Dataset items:
★ ★ ★ ★ ★

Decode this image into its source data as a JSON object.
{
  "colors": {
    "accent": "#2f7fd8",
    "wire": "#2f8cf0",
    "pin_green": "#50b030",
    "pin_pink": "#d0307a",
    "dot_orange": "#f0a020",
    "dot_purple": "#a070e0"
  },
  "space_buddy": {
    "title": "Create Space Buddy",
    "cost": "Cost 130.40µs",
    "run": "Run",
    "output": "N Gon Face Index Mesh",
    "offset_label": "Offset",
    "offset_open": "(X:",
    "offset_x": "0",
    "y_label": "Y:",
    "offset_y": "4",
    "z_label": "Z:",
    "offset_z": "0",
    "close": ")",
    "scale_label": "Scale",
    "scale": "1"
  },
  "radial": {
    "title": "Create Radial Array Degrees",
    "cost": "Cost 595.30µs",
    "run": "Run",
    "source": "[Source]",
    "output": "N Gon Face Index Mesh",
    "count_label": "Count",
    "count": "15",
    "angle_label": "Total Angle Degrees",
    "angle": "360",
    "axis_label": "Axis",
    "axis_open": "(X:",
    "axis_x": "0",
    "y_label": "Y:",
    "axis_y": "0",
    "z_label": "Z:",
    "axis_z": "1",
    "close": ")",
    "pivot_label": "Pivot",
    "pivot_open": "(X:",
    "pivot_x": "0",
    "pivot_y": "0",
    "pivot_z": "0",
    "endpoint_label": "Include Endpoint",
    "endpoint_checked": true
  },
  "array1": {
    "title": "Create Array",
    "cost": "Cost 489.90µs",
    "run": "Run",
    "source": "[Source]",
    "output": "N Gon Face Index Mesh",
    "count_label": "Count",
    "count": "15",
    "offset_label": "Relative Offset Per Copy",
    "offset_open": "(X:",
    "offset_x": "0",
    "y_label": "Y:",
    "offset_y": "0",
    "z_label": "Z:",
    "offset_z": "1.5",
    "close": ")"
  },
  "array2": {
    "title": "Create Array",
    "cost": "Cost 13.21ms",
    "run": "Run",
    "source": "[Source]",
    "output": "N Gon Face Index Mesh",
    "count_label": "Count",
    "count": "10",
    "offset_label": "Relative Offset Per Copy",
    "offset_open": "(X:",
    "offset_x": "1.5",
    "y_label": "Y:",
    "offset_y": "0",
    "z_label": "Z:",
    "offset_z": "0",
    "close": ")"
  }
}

★ ★ ★ ★ ★

Find how many lines in the material hold the word "Degrees" and state that number alone.

**Written answer:** 2